- **Given data**:
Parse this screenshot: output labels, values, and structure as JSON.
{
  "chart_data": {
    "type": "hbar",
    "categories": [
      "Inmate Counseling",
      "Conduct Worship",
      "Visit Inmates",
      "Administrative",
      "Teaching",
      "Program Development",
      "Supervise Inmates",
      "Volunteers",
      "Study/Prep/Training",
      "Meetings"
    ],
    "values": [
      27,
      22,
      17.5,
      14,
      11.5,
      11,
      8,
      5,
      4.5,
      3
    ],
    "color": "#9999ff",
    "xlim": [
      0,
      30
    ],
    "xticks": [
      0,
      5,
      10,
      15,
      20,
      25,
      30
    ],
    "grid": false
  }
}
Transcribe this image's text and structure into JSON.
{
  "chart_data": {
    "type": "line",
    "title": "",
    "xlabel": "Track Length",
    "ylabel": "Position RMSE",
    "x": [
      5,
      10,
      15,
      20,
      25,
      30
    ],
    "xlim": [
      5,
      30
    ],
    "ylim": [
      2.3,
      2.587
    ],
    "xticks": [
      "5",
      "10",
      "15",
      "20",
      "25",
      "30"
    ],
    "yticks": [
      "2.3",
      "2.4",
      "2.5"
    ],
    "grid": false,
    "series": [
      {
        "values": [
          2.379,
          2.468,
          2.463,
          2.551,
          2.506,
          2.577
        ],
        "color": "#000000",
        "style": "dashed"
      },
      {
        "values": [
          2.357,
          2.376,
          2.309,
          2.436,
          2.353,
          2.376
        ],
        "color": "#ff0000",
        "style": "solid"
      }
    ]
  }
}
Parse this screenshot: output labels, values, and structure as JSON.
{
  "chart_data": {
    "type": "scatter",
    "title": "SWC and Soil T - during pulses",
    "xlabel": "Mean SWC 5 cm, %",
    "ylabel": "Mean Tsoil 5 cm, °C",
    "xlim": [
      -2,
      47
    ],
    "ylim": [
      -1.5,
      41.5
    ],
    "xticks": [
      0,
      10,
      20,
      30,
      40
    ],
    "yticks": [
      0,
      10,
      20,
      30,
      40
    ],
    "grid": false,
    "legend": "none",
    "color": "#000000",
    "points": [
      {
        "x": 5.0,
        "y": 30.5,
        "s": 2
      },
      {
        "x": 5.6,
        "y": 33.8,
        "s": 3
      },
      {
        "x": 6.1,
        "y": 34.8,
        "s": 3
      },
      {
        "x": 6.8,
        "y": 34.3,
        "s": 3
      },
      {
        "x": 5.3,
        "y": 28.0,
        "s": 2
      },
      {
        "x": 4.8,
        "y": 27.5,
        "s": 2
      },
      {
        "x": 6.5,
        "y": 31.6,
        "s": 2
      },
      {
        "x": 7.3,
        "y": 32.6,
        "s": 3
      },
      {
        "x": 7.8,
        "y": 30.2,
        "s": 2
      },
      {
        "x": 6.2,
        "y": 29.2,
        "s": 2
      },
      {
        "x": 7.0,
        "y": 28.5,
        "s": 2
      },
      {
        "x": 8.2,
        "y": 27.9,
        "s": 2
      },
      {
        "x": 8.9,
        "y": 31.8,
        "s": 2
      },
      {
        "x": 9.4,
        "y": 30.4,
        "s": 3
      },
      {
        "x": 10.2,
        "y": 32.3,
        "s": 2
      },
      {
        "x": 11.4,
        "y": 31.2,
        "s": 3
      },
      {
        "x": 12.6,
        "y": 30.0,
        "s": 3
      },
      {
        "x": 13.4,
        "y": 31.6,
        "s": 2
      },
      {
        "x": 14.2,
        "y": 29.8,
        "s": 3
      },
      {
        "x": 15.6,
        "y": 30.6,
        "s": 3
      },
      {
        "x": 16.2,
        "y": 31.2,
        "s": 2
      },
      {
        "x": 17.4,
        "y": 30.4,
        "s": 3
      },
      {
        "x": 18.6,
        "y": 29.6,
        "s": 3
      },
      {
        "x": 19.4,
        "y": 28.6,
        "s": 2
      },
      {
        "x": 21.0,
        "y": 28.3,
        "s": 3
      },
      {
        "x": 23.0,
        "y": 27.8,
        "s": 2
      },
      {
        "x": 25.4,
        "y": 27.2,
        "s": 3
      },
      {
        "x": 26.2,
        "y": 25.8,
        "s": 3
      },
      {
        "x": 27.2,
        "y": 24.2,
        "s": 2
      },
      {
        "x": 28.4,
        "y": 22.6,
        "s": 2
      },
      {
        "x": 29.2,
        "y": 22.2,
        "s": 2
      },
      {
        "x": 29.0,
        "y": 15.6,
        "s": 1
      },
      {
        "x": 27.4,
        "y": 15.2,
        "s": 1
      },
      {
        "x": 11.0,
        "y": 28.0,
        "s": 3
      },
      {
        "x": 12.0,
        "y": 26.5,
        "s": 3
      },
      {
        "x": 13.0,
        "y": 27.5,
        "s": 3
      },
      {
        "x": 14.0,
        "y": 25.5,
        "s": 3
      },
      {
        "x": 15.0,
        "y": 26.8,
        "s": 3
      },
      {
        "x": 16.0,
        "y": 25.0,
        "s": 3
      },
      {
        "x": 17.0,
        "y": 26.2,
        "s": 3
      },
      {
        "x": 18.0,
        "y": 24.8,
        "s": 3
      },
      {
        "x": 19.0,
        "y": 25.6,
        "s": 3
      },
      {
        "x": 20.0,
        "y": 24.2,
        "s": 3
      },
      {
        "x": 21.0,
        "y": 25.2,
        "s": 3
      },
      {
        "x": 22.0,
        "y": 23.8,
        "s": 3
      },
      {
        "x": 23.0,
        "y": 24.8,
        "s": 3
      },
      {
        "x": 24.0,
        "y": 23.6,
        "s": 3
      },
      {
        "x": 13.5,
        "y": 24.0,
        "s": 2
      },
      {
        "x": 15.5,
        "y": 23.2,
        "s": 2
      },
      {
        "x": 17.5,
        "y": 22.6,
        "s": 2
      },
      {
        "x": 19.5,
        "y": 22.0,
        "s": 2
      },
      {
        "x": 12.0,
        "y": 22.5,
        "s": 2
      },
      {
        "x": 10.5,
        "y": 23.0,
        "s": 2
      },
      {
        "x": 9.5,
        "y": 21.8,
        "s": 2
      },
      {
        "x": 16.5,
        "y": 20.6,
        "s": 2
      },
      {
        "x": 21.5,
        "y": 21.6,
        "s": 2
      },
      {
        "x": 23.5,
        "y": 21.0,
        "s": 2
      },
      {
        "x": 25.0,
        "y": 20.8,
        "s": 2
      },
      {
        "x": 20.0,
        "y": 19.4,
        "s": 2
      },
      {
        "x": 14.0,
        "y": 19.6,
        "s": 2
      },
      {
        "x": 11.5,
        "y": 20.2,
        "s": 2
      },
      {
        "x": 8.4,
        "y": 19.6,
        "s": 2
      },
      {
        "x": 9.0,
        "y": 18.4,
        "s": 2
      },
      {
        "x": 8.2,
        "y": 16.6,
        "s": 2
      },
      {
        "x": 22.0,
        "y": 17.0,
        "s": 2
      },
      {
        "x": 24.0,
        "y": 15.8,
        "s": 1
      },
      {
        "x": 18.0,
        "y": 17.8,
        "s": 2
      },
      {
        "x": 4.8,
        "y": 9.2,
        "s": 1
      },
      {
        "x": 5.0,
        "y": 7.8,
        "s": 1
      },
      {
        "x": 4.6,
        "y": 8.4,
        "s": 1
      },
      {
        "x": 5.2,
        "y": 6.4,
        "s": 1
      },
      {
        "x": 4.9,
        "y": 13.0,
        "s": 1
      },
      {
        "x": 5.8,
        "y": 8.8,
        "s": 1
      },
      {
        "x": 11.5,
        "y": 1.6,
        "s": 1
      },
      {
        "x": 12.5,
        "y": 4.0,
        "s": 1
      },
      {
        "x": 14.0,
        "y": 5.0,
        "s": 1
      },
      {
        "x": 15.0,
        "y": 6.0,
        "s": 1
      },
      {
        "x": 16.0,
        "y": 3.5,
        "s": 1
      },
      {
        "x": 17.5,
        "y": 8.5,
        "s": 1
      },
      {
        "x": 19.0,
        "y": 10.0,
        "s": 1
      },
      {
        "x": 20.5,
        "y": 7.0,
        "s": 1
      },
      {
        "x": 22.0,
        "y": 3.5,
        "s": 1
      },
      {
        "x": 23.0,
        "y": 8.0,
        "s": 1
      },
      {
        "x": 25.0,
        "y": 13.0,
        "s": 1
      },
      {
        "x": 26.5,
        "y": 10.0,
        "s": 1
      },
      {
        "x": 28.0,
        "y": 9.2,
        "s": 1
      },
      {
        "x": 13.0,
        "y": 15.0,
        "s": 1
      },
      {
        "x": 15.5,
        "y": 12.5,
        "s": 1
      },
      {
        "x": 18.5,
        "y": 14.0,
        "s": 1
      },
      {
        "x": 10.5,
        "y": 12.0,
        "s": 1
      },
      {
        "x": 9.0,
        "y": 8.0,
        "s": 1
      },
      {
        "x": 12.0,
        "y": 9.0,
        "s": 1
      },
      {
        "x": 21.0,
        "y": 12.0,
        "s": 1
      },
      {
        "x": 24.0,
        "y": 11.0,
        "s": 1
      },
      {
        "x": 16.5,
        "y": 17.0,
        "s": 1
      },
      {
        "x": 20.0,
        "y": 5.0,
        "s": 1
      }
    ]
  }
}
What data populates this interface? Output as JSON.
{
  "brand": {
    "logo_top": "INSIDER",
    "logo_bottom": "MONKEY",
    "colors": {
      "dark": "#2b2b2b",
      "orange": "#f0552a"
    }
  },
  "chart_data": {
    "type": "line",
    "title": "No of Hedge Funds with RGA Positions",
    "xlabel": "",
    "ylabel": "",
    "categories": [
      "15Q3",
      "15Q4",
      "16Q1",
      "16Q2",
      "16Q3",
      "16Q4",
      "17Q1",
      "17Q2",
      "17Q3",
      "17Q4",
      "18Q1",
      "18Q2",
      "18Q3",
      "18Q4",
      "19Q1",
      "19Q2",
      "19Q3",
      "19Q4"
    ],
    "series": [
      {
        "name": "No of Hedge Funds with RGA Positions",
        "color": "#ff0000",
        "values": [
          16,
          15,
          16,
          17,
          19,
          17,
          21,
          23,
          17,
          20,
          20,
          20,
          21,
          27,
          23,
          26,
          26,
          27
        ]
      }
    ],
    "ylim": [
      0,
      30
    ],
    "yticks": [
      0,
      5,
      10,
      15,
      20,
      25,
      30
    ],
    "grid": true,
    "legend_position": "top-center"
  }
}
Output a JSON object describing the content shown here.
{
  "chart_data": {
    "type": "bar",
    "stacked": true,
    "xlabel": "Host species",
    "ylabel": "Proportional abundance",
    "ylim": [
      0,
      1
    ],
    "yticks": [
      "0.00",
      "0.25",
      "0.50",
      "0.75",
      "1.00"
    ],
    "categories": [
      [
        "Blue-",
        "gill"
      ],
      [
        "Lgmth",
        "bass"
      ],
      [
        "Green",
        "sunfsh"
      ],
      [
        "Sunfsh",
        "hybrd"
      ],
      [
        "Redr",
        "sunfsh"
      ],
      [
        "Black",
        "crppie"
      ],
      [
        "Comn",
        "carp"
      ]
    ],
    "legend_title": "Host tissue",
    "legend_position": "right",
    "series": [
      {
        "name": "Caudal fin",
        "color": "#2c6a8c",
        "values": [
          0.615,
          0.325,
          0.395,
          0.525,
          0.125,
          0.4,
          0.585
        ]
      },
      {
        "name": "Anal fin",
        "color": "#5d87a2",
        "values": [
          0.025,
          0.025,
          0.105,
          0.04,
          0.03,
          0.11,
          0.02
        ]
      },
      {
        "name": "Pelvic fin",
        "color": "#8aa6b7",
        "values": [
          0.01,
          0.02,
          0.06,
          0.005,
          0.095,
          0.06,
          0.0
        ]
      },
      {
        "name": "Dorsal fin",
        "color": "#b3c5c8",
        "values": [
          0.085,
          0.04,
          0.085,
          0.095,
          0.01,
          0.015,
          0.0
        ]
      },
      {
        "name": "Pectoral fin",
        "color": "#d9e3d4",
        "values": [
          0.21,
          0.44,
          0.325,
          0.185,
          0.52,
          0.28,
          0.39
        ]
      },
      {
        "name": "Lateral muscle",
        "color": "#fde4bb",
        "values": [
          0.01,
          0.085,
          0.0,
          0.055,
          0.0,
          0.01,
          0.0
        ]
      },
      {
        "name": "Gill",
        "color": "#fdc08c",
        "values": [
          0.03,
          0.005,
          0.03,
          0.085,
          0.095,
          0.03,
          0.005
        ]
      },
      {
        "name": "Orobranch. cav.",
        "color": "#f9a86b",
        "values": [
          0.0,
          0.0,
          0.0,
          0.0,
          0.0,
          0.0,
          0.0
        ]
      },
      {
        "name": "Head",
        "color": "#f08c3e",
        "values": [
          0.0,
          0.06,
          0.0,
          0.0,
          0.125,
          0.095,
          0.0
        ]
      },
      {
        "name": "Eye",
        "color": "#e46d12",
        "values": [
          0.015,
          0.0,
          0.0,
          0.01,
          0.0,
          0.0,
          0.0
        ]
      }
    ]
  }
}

- **Given instruction**:
In the records above, locate the lines holding the word "Positions". Copy each of them.

- **Exercise response**:
    "title": "No of Hedge Funds with RGA Positions",
        "name": "No of Hedge Funds with RGA Positions",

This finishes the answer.